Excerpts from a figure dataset
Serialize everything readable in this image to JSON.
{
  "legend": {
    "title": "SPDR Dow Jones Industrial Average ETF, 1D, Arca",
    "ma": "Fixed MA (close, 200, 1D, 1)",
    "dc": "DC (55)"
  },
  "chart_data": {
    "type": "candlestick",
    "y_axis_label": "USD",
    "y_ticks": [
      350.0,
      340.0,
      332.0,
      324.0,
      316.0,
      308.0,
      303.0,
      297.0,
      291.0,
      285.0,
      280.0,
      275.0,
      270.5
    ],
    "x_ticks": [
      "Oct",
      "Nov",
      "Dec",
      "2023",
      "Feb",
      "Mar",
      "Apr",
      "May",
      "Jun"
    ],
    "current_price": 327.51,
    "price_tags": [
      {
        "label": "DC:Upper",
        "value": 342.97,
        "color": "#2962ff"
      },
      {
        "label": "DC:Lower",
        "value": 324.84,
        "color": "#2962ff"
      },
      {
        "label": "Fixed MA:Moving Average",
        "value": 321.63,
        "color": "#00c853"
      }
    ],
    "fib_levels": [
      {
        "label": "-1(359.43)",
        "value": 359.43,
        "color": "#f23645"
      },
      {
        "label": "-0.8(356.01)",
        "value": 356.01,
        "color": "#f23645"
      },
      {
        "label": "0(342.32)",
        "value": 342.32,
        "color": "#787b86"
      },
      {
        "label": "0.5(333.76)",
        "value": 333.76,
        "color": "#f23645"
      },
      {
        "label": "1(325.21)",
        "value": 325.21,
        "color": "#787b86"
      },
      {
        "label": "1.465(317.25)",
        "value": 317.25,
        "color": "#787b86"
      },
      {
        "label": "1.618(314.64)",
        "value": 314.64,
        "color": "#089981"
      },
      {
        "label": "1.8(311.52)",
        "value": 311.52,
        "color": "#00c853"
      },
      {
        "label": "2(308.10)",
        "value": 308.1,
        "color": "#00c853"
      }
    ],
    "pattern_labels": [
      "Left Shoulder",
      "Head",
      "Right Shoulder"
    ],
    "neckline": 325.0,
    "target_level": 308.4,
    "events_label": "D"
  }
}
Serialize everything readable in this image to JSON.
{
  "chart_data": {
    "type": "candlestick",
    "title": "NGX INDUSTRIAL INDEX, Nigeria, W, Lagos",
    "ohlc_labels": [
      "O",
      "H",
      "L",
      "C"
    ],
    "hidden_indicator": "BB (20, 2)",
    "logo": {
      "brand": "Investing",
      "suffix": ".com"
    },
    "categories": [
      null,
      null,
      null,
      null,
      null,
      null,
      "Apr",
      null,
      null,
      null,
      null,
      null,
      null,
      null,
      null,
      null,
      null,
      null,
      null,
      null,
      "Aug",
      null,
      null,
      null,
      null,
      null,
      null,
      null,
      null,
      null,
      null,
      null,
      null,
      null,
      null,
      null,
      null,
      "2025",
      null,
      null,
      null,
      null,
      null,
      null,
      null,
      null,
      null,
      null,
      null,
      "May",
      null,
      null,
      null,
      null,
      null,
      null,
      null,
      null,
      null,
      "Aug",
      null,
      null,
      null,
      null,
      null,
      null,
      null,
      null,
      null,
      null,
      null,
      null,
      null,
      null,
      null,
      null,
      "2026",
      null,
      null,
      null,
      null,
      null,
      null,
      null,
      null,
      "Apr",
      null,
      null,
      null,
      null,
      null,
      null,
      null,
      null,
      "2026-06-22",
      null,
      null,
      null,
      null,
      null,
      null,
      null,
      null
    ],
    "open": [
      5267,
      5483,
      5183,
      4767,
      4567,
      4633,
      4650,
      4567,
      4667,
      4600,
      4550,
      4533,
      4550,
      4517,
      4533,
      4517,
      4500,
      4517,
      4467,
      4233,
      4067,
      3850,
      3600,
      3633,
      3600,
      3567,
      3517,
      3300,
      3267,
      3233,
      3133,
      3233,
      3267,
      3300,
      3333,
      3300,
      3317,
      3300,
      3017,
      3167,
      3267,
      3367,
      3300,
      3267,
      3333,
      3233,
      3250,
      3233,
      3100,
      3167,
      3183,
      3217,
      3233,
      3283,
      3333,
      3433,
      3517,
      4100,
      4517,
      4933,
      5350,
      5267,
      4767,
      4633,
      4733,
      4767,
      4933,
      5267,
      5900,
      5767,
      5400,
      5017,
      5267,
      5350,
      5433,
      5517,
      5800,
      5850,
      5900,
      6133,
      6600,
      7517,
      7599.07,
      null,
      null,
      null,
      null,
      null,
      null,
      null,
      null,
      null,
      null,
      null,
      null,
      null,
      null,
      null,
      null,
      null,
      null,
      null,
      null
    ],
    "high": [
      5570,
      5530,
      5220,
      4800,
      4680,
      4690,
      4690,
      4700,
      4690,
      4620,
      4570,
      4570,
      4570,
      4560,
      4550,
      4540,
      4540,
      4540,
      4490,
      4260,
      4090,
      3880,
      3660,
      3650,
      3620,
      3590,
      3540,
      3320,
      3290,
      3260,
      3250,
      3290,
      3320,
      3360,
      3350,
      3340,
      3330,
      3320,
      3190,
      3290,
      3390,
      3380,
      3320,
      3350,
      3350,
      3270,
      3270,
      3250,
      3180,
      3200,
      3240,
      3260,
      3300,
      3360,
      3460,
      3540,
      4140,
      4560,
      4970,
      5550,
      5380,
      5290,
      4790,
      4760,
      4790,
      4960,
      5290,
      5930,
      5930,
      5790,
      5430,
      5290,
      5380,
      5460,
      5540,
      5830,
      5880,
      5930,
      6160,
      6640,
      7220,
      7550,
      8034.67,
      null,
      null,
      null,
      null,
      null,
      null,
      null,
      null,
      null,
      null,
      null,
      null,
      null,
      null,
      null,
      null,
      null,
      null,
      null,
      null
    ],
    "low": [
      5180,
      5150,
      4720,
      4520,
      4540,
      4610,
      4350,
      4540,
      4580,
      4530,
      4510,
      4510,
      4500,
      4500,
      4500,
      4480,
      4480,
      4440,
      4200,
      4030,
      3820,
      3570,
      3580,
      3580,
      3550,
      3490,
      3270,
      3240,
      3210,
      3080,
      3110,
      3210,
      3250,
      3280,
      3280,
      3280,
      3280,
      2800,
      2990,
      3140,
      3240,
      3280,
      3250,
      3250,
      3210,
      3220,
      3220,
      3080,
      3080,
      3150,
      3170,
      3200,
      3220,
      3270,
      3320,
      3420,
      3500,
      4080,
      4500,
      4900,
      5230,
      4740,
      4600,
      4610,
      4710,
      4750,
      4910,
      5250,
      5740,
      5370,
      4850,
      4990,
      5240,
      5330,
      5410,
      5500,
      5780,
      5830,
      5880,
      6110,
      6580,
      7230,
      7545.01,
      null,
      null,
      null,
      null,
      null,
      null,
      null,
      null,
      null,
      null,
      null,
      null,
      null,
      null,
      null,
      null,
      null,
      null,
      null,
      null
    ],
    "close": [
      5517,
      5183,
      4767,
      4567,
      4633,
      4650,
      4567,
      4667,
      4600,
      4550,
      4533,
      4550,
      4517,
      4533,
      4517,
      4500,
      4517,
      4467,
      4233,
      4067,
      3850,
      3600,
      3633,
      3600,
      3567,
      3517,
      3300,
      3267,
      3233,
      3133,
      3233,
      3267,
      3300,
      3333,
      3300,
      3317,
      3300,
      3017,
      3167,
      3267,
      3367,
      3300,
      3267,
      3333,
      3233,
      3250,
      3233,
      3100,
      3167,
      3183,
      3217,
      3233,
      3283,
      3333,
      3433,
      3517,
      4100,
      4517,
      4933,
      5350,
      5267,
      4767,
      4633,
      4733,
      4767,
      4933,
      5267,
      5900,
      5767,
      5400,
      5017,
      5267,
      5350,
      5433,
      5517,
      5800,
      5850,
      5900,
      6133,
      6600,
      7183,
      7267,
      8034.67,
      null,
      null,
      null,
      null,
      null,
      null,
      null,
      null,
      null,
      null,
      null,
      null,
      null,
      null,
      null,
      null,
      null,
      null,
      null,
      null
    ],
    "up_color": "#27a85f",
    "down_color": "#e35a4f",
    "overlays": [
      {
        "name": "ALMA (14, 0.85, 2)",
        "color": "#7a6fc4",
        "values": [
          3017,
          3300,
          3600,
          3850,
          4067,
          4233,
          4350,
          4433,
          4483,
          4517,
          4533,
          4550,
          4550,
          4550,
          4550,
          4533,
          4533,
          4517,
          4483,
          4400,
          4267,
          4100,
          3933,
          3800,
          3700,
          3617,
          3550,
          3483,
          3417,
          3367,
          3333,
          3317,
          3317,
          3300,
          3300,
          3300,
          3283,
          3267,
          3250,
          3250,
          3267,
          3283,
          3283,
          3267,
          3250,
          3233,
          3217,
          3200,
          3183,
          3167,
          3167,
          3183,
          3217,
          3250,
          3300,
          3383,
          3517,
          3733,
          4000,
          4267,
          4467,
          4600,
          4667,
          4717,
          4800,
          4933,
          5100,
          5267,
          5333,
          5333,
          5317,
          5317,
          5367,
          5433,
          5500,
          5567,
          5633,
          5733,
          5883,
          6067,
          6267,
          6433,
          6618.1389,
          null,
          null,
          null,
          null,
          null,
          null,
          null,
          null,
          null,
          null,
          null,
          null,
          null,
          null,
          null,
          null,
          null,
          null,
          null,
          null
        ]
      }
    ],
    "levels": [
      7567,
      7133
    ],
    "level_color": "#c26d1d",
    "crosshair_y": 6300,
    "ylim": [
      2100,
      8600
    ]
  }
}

- **Required task**:
Tally the lines in the entries above that hold the word "title". Reply with nothing but that count.

- **Answer to this task**:
2